#### Exercise task:
Each entry below is to be extracted exactly.

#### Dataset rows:
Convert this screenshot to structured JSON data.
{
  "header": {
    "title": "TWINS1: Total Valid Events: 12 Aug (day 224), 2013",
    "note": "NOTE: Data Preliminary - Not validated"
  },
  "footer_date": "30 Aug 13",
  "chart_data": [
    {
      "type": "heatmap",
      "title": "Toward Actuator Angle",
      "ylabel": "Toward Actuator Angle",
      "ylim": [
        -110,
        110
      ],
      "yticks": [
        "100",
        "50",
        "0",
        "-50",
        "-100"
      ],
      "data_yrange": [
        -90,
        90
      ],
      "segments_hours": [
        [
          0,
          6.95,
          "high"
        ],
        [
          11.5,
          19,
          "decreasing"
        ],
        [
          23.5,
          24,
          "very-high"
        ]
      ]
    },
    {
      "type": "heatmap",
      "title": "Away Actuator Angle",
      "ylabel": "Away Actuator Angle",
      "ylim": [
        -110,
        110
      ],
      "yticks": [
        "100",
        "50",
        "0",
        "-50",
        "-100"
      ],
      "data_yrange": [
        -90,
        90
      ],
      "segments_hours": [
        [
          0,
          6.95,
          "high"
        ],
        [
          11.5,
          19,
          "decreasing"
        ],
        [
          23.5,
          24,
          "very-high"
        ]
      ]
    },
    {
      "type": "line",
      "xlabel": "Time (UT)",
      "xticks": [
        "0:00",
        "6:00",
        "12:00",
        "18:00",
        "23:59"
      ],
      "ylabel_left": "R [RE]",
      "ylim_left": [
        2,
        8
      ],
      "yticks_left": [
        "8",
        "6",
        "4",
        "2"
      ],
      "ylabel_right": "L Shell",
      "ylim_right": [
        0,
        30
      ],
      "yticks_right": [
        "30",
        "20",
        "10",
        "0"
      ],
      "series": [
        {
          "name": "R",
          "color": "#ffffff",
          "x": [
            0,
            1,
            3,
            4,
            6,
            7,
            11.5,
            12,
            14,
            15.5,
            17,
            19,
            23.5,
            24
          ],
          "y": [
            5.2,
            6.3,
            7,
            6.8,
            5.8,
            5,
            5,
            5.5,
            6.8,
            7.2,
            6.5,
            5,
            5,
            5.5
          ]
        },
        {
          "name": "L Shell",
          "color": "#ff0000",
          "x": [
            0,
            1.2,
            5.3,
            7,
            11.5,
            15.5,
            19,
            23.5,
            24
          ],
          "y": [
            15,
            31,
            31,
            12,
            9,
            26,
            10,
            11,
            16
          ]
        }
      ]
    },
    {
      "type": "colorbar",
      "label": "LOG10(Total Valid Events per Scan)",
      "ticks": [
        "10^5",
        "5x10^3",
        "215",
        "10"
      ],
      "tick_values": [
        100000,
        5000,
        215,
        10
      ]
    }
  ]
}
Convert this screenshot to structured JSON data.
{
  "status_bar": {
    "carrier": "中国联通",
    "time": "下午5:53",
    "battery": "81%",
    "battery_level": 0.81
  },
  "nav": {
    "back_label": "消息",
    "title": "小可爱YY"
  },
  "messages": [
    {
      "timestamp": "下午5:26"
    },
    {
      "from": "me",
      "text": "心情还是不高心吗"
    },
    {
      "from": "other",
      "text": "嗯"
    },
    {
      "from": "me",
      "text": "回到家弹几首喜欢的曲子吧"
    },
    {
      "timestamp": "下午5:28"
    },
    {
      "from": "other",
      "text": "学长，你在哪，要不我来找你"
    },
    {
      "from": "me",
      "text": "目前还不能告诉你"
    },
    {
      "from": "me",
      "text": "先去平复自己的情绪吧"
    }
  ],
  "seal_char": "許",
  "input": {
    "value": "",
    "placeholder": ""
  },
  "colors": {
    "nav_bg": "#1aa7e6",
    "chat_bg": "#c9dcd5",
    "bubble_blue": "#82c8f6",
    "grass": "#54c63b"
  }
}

#### Exercise response:
Convert this screenshot to structured JSON data.
{
  "header": {
    "title": "TWINS1: Total Valid Events: 12 Aug (day 224), 2013",
    "note": "NOTE: Data Preliminary - Not validated"
  },
  "footer_date": "30 Aug 13",
  "chart_data": [
    {
      "type": "heatmap",
      "title": "Toward Actuator Angle",
      "ylabel": "Toward Actuator Angle",
      "ylim": [
        -110,
        110
      ],
      "yticks": [
        "100",
        "50",
        "0",
        "-50",
        "-100"
      ],
      "data_yrange": [
        -90,
        90
      ],
      "segments_hours": [
        [
          0,
          6.95,
          "high"
        ],
        [
          11.5,
          19,
          "decreasing"
        ],
        [
          23.5,
          24,
          "very-high"
        ]
      ]
    },
    {
      "type": "heatmap",
      "title": "Away Actuator Angle",
      "ylabel": "Away Actuator Angle",
      "ylim": [
        -110,
        110
      ],
      "yticks": [
        "100",
        "50",
        "0",
        "-50",
        "-100"
      ],
      "data_yrange": [
        -90,
        90
      ],
      "segments_hours": [
        [
          0,
          6.95,
          "high"
        ],
        [
          11.5,
          19,
          "decreasing"
        ],
        [
          23.5,
          24,
          "very-high"
        ]
      ]
    },
    {
      "type": "line",
      "xlabel": "Time (UT)",
      "xticks": [
        "0:00",
        "6:00",
        "12:00",
        "18:00",
        "23:59"
      ],
      "ylabel_left": "R [RE]",
      "ylim_left": [
        2,
        8
      ],
      "yticks_left": [
        "8",
        "6",
        "4",
        "2"
      ],
      "ylabel_right": "L Shell",
      "ylim_right": [
        0,
        30
      ],
      "yticks_right": [
        "30",
        "20",
        "10",
        "0"
      ],
      "series": [
        {
          "name": "R",
          "color": "#ffffff",
          "x": [
            0,
            1,
            3,
            4,
            6,
            7,
            11.5,
            12,
            14,
            15.5,
            17,
            19,
            23.5,
            24
          ],
          "y": [
            5.2,
            6.3,
            7,
            6.8,
            5.8,
            5,
            5,
            5.5,
            6.8,
            7.2,
            6.5,
            5,
            5,
            5.5
          ]
        },
        {
          "name": "L Shell",
          "color": "#ff0000",
          "x": [
            0,
            1.2,
            5.3,
            7,
            11.5,
            15.5,
            19,
            23.5,
            24
          ],
          "y": [
            15,
            31,
            31,
            12,
            9,
            26,
            10,
            11,
            16
          ]
        }
      ]
    },
    {
      "type": "colorbar",
      "label": "LOG10(Total Valid Events per Scan)",
      "ticks": [
        "10^5",
        "5x10^3",
        "215",
        "10"
      ],
      "tick_values": [
        100000,
        5000,
        215,
        10
      ]
    }
  ]
}
Convert this screenshot to structured JSON data.
{
  "status_bar": {
    "carrier": "中国联通",
    "time": "下午5:53",
    "battery": "81%",
    "battery_level": 0.81
  },
  "nav": {
    "back_label": "消息",
    "title": "小可爱YY"
  },
  "messages": [
    {
      "timestamp": "下午5:26"
    },
    {
      "from": "me",
      "text": "心情还是不高心吗"
    },
    {
      "from": "other",
      "text": "嗯"
    },
    {
      "from": "me",
      "text": "回到家弹几首喜欢的曲子吧"
    },
    {
      "timestamp": "下午5:28"
    },
    {
      "from": "other",
      "text": "学长，你在哪，要不我来找你"
    },
    {
      "from": "me",
      "text": "目前还不能告诉你"
    },
    {
      "from": "me",
      "text": "先去平复自己的情绪吧"
    }
  ],
  "seal_char": "許",
  "input": {
    "value": "",
    "placeholder": ""
  },
  "colors": {
    "nav_bg": "#1aa7e6",
    "chat_bg": "#c9dcd5",
    "bubble_blue": "#82c8f6",
    "grass": "#54c63b"
  }
}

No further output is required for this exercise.